— start of EXTRACTED RECORDS —

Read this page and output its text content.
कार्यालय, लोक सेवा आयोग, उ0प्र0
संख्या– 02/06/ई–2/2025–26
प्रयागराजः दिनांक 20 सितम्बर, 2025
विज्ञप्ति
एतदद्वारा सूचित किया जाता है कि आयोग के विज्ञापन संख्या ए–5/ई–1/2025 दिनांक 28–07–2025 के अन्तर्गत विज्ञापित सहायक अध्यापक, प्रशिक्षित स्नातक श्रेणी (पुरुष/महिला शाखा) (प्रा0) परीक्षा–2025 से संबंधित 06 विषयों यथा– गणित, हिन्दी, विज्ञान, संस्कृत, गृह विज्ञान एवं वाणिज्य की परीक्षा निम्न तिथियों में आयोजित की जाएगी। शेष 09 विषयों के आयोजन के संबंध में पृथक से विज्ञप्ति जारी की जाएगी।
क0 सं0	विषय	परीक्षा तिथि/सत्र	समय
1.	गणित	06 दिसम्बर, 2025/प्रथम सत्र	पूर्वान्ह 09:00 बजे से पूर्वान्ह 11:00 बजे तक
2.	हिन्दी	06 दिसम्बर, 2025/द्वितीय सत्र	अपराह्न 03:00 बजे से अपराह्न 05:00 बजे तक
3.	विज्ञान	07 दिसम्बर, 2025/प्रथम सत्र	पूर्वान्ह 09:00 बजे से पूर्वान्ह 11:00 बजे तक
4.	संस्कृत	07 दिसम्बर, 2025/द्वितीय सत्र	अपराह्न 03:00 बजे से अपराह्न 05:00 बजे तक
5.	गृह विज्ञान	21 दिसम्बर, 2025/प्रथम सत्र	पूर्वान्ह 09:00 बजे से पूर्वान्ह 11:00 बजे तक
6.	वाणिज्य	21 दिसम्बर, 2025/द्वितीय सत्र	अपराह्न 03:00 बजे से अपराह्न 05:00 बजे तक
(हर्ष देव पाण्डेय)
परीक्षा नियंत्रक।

— end of EXTRACTED RECORDS —

WHAT THE EXERCISE ASKS ▸
Copy out all of the records shown above exactly.

RESPONSE TO THE EXERCISE ▸
Read this page and output its text content.
कार्यालय, लोक सेवा आयोग, उ0प्र0
संख्या– 02/06/ई–2/2025–26
प्रयागराजः दिनांक 20 सितम्बर, 2025
विज्ञप्ति
एतदद्वारा सूचित किया जाता है कि आयोग के विज्ञापन संख्या ए–5/ई–1/2025 दिनांक 28–07–2025 के अन्तर्गत विज्ञापित सहायक अध्यापक, प्रशिक्षित स्नातक श्रेणी (पुरुष/महिला शाखा) (प्रा0) परीक्षा–2025 से संबंधित 06 विषयों यथा– गणित, हिन्दी, विज्ञान, संस्कृत, गृह विज्ञान एवं वाणिज्य की परीक्षा निम्न तिथियों में आयोजित की जाएगी। शेष 09 विषयों के आयोजन के संबंध में पृथक से विज्ञप्ति जारी की जाएगी।
क0 सं0	विषय	परीक्षा तिथि/सत्र	समय
1.	गणित	06 दिसम्बर, 2025/प्रथम सत्र	पूर्वान्ह 09:00 बजे से पूर्वान्ह 11:00 बजे तक
2.	हिन्दी	06 दिसम्बर, 2025/द्वितीय सत्र	अपराह्न 03:00 बजे से अपराह्न 05:00 बजे तक
3.	विज्ञान	07 दिसम्बर, 2025/प्रथम सत्र	पूर्वान्ह 09:00 बजे से पूर्वान्ह 11:00 बजे तक
4.	संस्कृत	07 दिसम्बर, 2025/द्वितीय सत्र	अपराह्न 03:00 बजे से अपराह्न 05:00 बजे तक
5.	गृह विज्ञान	21 दिसम्बर, 2025/प्रथम सत्र	पूर्वान्ह 09:00 बजे से पूर्वान्ह 11:00 बजे तक
6.	वाणिज्य	21 दिसम्बर, 2025/द्वितीय सत्र	अपराह्न 03:00 बजे से अपराह्न 05:00 बजे तक
(हर्ष देव पाण्डेय)
परीक्षा नियंत्रक।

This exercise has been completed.